'''

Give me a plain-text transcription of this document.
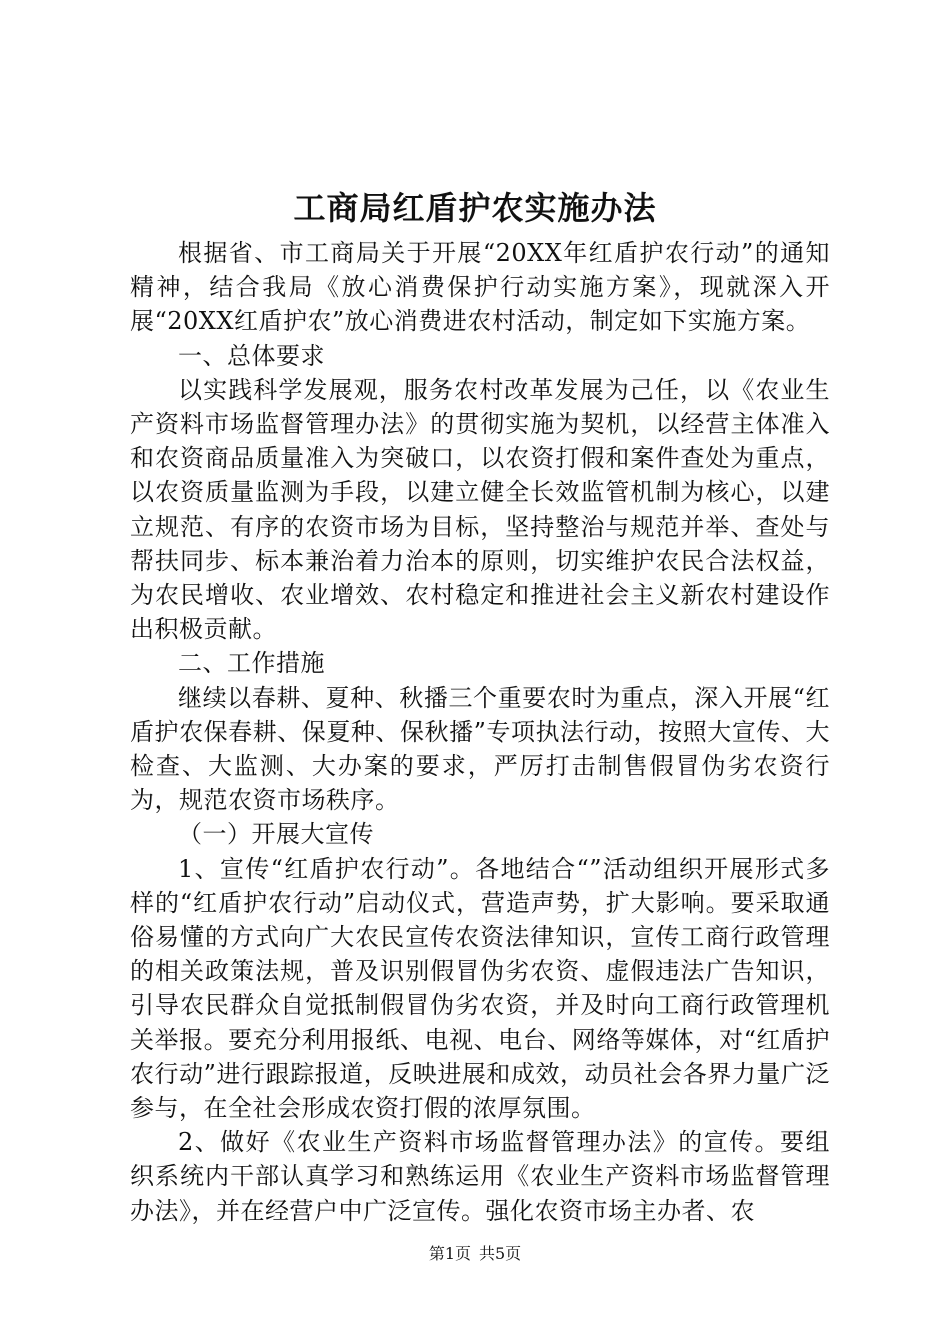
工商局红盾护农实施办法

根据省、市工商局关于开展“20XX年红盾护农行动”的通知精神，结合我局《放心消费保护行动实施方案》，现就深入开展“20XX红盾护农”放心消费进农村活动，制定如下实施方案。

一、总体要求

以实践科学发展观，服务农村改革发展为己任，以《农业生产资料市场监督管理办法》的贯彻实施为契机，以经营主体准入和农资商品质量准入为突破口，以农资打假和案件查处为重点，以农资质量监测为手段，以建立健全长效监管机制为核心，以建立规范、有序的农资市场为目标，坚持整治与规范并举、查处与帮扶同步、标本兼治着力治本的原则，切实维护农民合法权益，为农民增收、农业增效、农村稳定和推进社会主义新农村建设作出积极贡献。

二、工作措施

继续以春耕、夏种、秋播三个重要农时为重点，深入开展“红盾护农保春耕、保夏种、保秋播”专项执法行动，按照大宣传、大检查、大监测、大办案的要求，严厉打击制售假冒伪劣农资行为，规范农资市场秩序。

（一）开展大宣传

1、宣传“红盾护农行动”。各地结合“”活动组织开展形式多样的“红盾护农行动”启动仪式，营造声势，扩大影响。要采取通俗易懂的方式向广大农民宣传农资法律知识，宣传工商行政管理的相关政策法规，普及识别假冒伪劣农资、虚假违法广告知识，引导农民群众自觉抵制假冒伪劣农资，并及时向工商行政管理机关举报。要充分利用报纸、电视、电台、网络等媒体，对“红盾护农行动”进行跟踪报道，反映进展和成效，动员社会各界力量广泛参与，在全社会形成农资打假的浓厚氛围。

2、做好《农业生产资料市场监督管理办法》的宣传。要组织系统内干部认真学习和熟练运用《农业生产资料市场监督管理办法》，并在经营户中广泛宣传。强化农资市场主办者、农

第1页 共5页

'''
'''

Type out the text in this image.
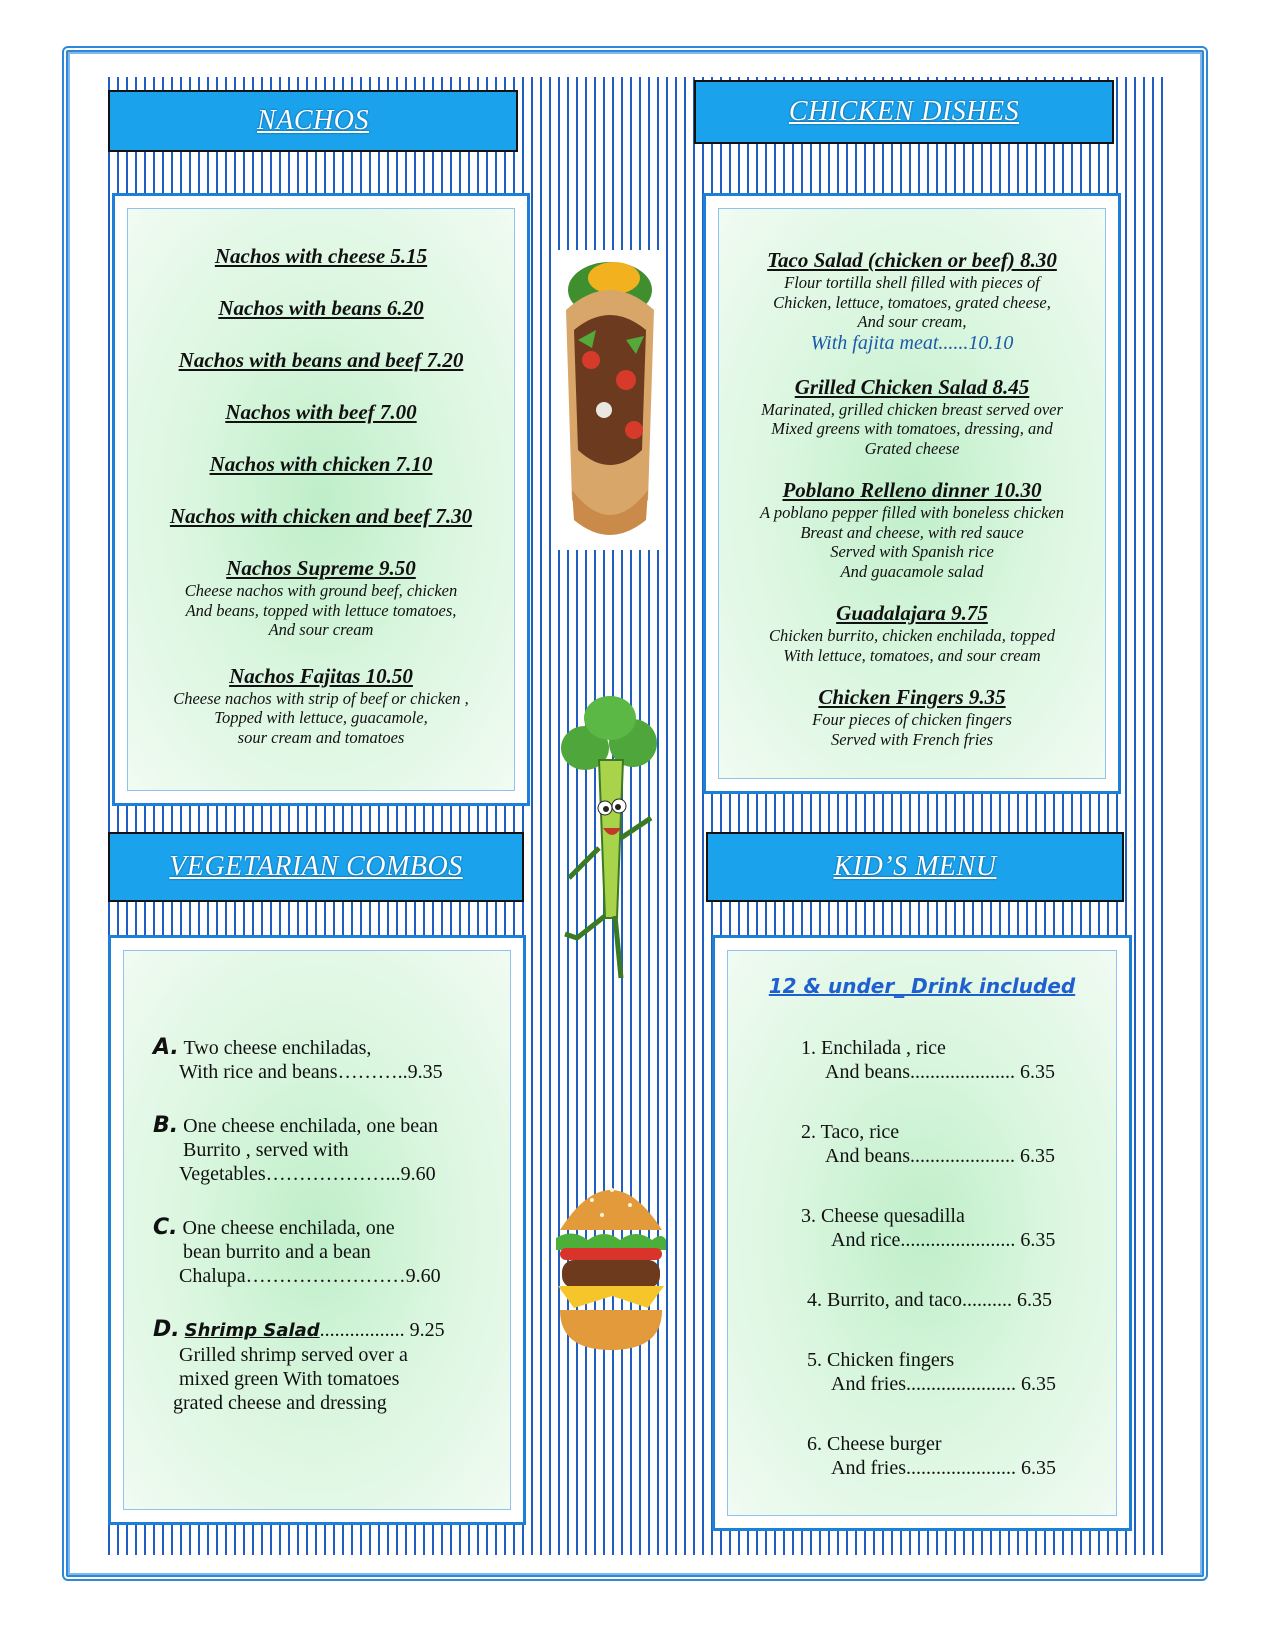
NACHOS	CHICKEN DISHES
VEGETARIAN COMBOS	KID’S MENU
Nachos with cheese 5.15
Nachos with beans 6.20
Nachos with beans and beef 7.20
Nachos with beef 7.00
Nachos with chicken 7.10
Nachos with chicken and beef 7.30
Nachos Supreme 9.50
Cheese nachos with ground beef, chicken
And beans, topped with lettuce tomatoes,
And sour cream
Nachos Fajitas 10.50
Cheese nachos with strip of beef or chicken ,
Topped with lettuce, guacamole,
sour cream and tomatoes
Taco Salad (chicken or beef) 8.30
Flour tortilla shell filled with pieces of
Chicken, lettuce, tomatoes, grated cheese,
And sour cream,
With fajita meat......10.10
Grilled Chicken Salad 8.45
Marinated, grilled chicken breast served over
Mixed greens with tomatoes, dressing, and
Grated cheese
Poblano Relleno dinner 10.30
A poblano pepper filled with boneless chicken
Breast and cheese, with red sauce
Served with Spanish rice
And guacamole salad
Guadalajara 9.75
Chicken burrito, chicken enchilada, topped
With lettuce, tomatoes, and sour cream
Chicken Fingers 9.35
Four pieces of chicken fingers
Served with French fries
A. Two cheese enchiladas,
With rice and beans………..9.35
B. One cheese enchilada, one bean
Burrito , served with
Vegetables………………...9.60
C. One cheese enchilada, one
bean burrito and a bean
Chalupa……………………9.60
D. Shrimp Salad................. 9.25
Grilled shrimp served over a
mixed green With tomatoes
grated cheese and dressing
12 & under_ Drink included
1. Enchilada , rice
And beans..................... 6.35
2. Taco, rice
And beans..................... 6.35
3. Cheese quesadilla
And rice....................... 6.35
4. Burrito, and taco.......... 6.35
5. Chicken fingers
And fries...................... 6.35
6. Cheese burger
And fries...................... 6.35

'''

WORK TO BE COMPLETED: Look through the records and gather each line with the word "text".

THE COMPLETED TASK:
Give me a plain-text transcription of this document.
Type out the text in this image.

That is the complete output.